__Document section__:
☆ ☆ ☆
That is certainly insightful. One of the arguments against making staff permanent is that it changes the baseline so the head of school for example will have to balance any decision to make someone permanent with the prediction of how many students they’ll get and whether they can commit to that person. How can MMT challenge this thinking? Or to put it another way, if you were trying to argue to keep me in post, and you were told, sorry we can’t predict how many students we’ll have in the future so we can’t make that commitment at the present time, what would your approach be to that question, using MMT?

That argument from HOS is based purely on budgetary structures. If the university faces budgetary constraints, it may reasonably feel that its ability to employ staff on permanent contracts is limited by its inability to predict future student numbers. However, if the state uses its power to issue currency it can fully fund universities, irrespective of shortfalls in student numbers, allowing all staff who merit permanent appointment to be given a position. This would add to stability for students and staff alike and undeniably improve HE quality. Any decision to limit HE budgets by central government is again purely political. There is no valid economic reason to force universities to self-fund or operate on the tight budgets which prevent employing staff on permanent contracts. The state could eliminate this problem easily – given the correct understanding of monetary operations and the political will.

I often think that the short-termism is a false economy. Take my experiences as an example – I’ve worked at 4 UK universities in the past 7 years since gaining my PhD. I gained experience and developed my expertise at all of them. In addition, at three of those institutions, I was also given an annual budget towards scholarship – ranging from £700-£1,000 per annum. Some of that money went towards the costs of publishing my monograph, some towards conferences and so on.  Three of the four universities directly spent money on developing my career in terms of qualifications and training – two also covered the costs of undertaking teaching accreditations, taking me up to the level of a Senior Fellowship of the Higher Education Academy. Only months after gaining that senior accreditation I’m no longer in an academic post, arguably I’ve become too expensive to employ on a short-term basis. In spite of all that investment I am now working in another strand of education – taking my expertise elsewhere.  How can that make good economic sense? 

You are absolutely right! The greatest asset a nation has is the skills and motivation of its working population. The state’s job should be to pursue public purpose and ensure nobody ready, willing and able to contribute to human flourishing in society is deprived of that opportunity.

In your case, you are a talented and hard-working HE teacher and researcher with wide knowledge and experience and depriving you of the opportunity to contribute represents a failure to understands the nature of the system on the part of government.
☆ ☆ ☆
__Dataset excerpts__:
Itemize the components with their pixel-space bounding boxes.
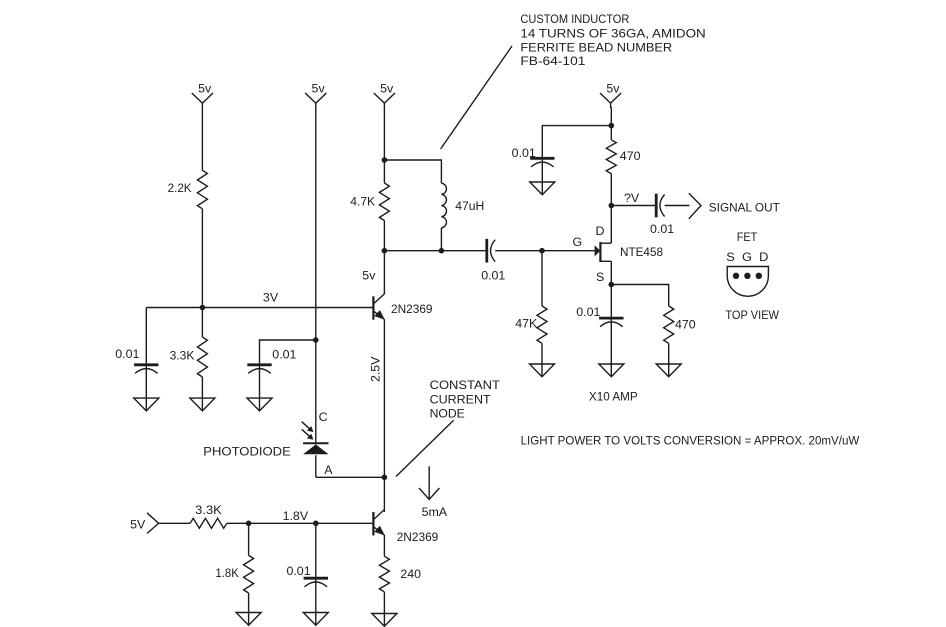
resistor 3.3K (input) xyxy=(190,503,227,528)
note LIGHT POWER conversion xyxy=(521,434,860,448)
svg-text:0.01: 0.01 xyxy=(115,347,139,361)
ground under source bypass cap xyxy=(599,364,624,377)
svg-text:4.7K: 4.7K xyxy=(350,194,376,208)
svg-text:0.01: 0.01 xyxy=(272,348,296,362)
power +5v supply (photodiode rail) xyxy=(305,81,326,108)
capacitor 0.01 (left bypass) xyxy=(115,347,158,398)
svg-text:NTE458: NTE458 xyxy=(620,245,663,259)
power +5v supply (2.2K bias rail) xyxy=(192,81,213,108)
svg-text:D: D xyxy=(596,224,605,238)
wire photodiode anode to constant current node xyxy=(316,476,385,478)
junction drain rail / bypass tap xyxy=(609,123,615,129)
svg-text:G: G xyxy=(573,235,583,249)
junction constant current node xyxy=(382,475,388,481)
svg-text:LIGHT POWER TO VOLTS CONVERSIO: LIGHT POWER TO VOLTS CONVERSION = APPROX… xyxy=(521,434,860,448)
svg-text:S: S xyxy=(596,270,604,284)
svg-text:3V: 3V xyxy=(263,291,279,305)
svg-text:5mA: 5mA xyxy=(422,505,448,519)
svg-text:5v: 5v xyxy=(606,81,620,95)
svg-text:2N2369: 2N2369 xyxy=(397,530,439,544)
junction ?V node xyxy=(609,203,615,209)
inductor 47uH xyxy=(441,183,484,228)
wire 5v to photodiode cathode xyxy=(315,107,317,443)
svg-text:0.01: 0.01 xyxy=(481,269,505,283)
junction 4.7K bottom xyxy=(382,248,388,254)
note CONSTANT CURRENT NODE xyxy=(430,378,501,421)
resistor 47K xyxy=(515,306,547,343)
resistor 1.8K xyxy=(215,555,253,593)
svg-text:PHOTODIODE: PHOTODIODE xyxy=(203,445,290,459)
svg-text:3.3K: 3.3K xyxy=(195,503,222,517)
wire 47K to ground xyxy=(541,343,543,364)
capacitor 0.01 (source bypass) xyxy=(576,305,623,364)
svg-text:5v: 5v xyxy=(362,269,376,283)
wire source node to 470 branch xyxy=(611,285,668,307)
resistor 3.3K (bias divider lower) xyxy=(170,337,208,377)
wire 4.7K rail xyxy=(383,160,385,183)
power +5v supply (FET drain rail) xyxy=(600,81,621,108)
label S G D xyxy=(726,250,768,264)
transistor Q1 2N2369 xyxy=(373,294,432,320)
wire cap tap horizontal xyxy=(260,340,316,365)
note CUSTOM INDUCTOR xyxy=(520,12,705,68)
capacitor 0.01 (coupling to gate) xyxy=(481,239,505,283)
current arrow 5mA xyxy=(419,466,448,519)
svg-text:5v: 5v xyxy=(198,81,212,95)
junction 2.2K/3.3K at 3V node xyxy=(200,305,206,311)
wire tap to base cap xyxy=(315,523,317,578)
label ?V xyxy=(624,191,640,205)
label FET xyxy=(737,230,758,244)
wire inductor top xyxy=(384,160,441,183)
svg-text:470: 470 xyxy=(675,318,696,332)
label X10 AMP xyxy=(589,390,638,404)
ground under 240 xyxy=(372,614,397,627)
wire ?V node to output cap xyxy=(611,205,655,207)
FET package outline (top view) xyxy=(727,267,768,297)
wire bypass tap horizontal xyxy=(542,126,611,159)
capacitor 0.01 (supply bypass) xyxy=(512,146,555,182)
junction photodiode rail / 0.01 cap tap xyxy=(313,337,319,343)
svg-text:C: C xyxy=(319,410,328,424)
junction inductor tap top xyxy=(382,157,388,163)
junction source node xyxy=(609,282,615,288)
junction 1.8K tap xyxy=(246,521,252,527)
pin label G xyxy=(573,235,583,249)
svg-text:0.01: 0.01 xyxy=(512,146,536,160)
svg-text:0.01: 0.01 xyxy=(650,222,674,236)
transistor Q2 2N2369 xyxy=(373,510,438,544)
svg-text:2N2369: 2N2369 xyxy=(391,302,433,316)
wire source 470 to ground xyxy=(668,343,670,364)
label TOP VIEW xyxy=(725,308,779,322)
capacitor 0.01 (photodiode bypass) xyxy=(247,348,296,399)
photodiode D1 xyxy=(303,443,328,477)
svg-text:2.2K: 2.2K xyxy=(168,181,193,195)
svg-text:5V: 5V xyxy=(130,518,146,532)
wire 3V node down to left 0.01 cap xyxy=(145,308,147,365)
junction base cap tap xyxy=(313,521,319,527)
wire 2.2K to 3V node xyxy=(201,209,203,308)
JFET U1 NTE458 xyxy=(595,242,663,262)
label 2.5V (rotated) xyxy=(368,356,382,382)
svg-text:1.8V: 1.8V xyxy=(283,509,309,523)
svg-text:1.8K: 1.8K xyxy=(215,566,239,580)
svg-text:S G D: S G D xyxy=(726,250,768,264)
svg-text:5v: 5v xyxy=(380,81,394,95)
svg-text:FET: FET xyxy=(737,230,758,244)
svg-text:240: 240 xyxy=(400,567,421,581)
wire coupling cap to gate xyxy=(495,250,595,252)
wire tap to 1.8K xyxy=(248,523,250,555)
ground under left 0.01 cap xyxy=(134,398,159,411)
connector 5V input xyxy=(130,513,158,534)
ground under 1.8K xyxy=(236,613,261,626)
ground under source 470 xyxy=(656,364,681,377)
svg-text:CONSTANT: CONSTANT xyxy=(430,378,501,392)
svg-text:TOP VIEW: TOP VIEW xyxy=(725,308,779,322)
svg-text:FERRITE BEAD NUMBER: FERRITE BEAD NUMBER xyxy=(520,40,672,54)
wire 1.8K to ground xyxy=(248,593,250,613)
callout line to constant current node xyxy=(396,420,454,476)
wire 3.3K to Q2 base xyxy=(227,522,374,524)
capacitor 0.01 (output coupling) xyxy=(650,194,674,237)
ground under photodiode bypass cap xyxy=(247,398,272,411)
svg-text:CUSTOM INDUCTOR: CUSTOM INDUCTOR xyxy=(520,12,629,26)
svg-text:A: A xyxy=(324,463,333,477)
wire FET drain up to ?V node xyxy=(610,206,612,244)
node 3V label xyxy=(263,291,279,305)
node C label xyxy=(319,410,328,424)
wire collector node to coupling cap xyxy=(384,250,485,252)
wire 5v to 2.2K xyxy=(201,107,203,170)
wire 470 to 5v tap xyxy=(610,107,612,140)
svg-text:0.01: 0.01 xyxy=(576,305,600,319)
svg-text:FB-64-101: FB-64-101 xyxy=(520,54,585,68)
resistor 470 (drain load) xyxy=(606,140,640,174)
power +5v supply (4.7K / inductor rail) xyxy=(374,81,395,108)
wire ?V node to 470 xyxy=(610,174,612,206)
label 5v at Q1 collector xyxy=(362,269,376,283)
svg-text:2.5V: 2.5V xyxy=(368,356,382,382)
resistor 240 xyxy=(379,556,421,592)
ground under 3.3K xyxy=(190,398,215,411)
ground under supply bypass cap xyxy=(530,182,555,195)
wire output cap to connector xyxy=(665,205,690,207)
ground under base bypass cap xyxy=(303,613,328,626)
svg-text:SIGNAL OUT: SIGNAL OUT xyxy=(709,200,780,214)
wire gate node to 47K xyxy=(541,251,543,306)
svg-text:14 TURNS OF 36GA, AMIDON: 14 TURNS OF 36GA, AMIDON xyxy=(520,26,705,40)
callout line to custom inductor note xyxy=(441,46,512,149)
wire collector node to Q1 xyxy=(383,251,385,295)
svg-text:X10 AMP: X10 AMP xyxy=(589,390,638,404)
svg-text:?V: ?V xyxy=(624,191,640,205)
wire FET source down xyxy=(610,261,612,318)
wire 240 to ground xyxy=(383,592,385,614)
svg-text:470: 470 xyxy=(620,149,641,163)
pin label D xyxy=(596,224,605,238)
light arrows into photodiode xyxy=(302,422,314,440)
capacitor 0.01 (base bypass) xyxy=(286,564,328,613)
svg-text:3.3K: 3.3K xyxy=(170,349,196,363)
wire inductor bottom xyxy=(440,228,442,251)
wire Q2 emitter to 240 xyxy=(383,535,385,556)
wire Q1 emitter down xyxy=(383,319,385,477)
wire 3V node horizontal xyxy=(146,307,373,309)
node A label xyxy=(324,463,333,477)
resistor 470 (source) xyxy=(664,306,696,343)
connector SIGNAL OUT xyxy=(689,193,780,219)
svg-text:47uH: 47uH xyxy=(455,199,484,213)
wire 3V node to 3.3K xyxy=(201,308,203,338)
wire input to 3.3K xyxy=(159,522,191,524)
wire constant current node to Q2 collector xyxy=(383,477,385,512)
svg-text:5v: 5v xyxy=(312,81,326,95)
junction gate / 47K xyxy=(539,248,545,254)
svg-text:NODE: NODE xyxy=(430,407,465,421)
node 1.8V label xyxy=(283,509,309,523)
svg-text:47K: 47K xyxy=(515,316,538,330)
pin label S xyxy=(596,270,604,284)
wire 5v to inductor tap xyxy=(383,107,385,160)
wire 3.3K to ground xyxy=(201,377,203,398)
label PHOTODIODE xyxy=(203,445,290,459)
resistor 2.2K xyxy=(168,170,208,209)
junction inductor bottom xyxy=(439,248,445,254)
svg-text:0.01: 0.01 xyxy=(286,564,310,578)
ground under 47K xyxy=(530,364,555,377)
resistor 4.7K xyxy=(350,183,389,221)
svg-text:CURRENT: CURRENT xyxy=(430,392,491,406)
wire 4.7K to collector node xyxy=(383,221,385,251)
☆ ☆ ☆
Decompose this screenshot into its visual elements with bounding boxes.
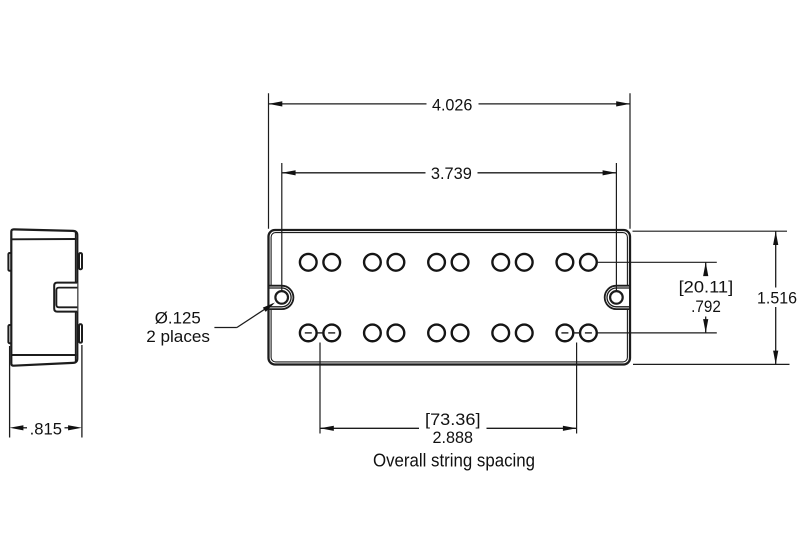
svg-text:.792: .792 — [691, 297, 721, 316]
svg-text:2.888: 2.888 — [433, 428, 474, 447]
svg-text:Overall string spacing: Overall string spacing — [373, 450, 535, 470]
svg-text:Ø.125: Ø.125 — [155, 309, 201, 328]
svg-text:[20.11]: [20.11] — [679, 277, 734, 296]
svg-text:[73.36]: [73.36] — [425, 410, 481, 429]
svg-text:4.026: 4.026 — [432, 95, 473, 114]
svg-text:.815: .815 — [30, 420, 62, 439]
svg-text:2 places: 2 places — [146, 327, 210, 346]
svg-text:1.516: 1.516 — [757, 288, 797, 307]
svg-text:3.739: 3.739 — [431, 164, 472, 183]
☆ ☆ ☆
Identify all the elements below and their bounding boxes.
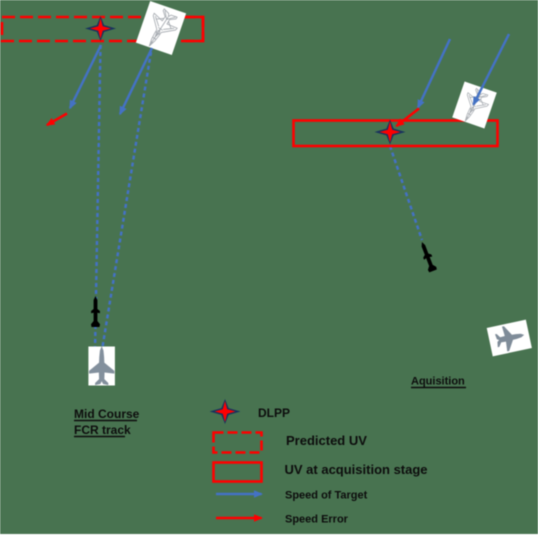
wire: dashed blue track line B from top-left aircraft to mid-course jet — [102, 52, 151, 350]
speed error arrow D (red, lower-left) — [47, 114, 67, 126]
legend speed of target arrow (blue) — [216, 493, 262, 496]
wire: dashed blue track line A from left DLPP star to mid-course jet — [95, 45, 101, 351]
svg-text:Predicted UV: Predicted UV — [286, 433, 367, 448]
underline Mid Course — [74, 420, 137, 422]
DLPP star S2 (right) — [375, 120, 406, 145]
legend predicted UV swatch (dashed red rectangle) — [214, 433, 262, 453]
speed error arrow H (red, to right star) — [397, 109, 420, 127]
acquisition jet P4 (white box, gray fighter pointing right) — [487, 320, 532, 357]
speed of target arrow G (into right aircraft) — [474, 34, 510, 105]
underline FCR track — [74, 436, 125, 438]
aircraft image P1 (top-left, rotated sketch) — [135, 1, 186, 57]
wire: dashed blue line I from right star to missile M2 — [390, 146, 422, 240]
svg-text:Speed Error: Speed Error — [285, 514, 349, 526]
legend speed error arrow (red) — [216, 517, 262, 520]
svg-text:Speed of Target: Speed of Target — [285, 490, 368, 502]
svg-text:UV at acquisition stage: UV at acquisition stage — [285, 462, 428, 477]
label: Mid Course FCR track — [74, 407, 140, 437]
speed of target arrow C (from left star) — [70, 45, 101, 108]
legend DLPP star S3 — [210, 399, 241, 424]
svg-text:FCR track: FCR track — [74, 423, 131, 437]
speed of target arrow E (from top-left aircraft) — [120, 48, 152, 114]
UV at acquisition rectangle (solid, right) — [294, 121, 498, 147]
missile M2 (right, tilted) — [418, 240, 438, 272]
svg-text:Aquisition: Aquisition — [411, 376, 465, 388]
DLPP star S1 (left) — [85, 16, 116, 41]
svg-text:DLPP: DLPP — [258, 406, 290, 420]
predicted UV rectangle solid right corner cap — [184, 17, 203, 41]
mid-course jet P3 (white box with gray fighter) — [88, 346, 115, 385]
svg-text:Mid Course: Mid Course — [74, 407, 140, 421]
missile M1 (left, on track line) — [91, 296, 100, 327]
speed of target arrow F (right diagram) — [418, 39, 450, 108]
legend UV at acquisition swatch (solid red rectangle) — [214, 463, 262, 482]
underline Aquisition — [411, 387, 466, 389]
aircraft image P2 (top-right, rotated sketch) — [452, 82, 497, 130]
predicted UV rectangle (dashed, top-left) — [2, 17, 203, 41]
☆ ☆ ☆
__Task 1__:
Decide whether each statement agrees with the university staffing exchange. Answer yes or no for each, and quote the words from the text that settle it.
(a) The writer has worked at four UK universities in the seven years since earning a PhD.
(b) All four of those universities gave the writer an annual budget for scholarship.
(c) The reply treats limits on HE budgets by central government as an economic necessity.
__Task 2__: Give a continuation of the university staffing exchange that starts right after its final sentence.
The rows come from a different source than the university staffing exchange.

__Exercise output 1__:
(a) Yes: "I’ve worked at 4 UK universities in the past 7 years since gaining my PhD."
(b) No: "at three of those institutions, I was also given an annual budget towards scholarship"
(c) No: "Any decision to limit HE budgets by central government is again purely political."

__Exercise output 2__:
The state could supply the necessary funding. As long as spare capacity exists (and it certainly does) the extra spending which might occur from more lecturers in secure employment will generate no inflationary pressure.

Let’s take this beyond the campus – if universities were to invest in staff on longer term or permanent contracts, how would that benefit the university sector and also the economy more widely? 

Permanent contracts would provide more stability for depts and students and bring out the best in staff. They would lead to enhanced staff wellbeing; lecturers would be able to put down roots. Staff will necessarily become more productive. Having a more secure job helps build a strong research base and enhances the chances of building partnerships with local industry and other agencies. From an individual university perspective, offering permanent contracts helps attract the best staff which, in turn, leads to better student reviews, a superior research profile and a ‘virtuous circle’ of higher external support and funding, leading to further enhancement of the university’s position.  

Students surely benefit when taught by settled staff who are not constantly having to look for new positions. More broadly, a better-quality education leads to a more productive workforce both locally and nationally.

Finally, if you were trying to persuade university VCs to make staff permanent, get them to abandon the reliance on short-termism, how would you convince them? 

Ideally, you would need to open their eyes to the nature of the monetary system and get them on board to lobby government collectively in order that the funding model of HE is changed. The changes would need to reflect an understanding of the currency-issuer status of the state rather than the incorrect household analogy and the unnecessary and regressive nature of student loans.

VC’s should be demanding (as a collective body) a generous funding direct from the state and the ending of the current funding model. Given the key role of education in our future education and health should be given top priority alongside dealing with climate change and inequality.

Thanks Phil, this has been a really useful. I really hope others will take your points on board. Anyway, it’s been a delight talking with you. Hope to see you soon.

Likewise, Hilary. See you soon.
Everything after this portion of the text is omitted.